**What is needed:** Gather the lines from the material that contain "required".
** start Source records **
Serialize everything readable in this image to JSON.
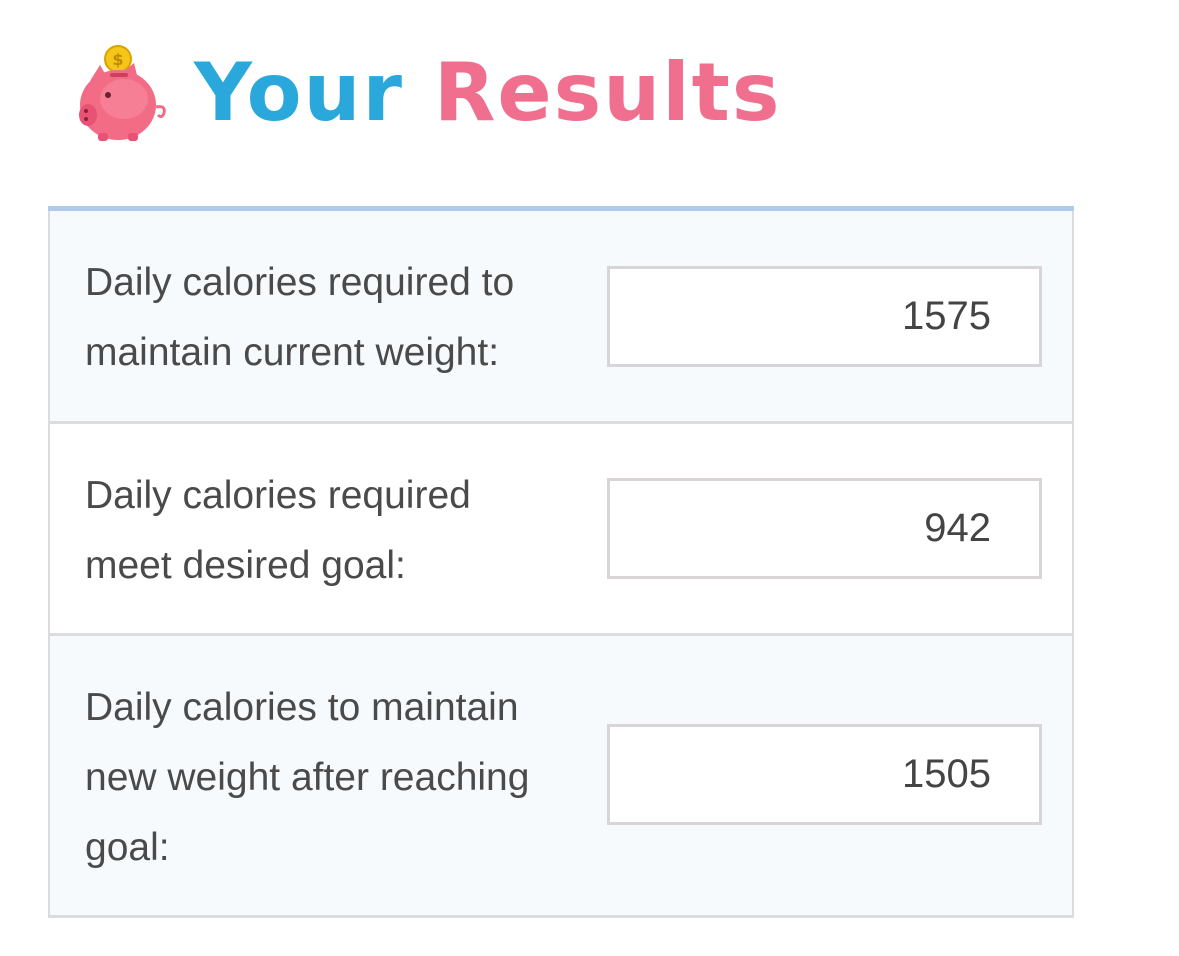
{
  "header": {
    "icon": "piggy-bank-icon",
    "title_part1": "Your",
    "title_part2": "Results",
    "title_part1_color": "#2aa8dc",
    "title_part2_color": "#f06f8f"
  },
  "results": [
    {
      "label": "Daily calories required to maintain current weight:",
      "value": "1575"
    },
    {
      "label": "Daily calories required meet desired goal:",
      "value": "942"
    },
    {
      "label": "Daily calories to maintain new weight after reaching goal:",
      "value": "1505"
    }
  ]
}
** end Source records **
** start Source records **
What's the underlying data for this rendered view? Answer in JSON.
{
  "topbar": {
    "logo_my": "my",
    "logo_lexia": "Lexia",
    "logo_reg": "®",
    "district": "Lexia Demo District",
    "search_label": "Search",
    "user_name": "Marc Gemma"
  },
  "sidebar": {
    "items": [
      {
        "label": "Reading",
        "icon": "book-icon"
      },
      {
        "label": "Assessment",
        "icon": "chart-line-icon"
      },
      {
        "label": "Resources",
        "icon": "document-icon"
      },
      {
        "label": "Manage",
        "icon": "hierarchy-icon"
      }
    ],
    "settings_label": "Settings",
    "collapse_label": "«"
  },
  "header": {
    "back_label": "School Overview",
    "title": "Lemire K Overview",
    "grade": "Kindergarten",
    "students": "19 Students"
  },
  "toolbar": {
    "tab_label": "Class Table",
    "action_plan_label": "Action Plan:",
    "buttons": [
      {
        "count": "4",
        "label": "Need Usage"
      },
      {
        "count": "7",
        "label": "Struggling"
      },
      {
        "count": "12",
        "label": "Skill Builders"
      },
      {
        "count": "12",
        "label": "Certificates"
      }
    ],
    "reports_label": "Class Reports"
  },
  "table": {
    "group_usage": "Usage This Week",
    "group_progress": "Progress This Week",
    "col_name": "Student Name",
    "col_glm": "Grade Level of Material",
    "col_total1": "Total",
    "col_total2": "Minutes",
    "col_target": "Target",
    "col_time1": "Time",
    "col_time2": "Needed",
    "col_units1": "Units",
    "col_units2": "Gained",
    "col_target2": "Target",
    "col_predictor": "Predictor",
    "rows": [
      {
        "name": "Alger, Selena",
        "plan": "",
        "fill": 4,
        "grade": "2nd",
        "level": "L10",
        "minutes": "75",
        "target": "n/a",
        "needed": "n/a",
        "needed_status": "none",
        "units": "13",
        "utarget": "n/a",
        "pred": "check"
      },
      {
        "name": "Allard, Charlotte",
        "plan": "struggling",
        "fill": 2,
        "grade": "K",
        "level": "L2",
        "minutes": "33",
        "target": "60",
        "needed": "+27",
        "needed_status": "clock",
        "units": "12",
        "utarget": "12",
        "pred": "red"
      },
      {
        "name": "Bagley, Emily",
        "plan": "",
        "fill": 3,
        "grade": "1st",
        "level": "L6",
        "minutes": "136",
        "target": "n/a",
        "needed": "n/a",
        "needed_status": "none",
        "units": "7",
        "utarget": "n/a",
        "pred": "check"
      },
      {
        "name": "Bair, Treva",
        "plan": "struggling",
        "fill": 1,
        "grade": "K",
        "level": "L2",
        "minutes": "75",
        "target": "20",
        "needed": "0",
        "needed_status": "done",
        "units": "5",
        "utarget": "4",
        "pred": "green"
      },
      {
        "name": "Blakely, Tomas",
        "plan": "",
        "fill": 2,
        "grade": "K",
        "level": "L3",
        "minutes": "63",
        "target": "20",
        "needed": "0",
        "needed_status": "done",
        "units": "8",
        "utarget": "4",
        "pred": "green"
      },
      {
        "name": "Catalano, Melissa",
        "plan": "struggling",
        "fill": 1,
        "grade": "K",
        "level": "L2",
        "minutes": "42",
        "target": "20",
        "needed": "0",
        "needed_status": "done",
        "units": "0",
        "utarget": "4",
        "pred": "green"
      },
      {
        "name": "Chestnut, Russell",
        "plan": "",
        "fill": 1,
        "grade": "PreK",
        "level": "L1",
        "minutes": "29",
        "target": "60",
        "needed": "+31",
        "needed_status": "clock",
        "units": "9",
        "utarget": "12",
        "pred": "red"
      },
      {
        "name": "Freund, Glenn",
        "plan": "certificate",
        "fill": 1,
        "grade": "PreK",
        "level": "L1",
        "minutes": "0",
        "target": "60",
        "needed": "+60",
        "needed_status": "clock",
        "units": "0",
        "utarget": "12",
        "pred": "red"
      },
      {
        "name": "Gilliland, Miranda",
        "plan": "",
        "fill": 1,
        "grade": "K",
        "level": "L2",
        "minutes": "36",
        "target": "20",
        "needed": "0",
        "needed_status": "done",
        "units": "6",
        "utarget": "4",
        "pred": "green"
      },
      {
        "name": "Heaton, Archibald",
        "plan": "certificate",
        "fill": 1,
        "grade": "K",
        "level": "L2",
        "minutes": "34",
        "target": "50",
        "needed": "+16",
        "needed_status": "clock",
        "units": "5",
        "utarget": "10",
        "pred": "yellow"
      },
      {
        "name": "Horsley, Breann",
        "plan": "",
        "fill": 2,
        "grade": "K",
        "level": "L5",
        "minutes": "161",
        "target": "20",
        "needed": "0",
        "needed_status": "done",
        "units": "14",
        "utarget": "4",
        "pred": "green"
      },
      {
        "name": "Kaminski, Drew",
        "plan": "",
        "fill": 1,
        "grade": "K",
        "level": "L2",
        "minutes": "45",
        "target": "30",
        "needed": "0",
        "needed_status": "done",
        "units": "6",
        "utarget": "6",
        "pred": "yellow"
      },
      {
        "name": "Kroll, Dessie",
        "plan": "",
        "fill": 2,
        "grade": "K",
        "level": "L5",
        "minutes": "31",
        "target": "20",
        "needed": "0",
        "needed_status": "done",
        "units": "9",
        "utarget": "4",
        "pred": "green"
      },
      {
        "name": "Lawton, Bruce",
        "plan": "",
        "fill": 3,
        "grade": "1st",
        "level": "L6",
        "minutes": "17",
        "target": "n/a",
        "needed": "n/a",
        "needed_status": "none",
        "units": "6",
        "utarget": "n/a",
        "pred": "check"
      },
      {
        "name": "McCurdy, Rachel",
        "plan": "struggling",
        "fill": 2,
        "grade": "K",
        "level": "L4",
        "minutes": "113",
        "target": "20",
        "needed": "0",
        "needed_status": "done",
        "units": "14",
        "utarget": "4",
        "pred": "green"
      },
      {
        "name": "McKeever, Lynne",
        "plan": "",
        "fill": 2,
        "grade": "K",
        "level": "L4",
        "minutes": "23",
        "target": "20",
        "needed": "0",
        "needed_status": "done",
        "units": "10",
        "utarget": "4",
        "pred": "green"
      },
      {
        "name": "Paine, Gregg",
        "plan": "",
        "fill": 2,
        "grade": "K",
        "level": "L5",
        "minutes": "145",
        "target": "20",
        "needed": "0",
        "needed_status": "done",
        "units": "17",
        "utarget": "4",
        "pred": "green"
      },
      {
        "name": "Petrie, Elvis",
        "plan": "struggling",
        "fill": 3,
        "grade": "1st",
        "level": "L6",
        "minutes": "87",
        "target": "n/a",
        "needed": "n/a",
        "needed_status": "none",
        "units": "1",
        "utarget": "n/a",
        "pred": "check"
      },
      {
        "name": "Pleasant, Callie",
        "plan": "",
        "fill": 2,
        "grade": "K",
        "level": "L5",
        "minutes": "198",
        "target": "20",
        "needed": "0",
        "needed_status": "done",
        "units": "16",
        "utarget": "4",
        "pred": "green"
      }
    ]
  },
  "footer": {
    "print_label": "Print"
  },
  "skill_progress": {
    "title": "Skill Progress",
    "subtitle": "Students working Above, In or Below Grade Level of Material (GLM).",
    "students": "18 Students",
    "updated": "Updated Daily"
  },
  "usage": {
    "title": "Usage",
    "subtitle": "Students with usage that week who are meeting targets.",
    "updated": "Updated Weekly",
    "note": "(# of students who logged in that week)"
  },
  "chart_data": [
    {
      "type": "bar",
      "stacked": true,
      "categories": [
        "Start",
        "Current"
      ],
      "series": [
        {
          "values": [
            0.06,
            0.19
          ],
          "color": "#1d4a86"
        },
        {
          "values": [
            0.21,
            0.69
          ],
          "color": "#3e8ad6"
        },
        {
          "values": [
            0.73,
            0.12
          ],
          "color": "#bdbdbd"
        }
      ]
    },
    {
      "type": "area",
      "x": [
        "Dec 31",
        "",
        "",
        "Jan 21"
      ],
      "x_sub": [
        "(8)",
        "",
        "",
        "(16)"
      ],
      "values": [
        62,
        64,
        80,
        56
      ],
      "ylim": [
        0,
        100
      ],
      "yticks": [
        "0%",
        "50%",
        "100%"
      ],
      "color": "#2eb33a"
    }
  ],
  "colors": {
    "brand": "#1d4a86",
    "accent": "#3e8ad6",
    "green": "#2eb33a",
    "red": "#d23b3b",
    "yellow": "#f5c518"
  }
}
** end Source records **
**Output for this task:**
      "label": "Daily calories required to maintain current weight:",
      "label": "Daily calories required meet desired goal:",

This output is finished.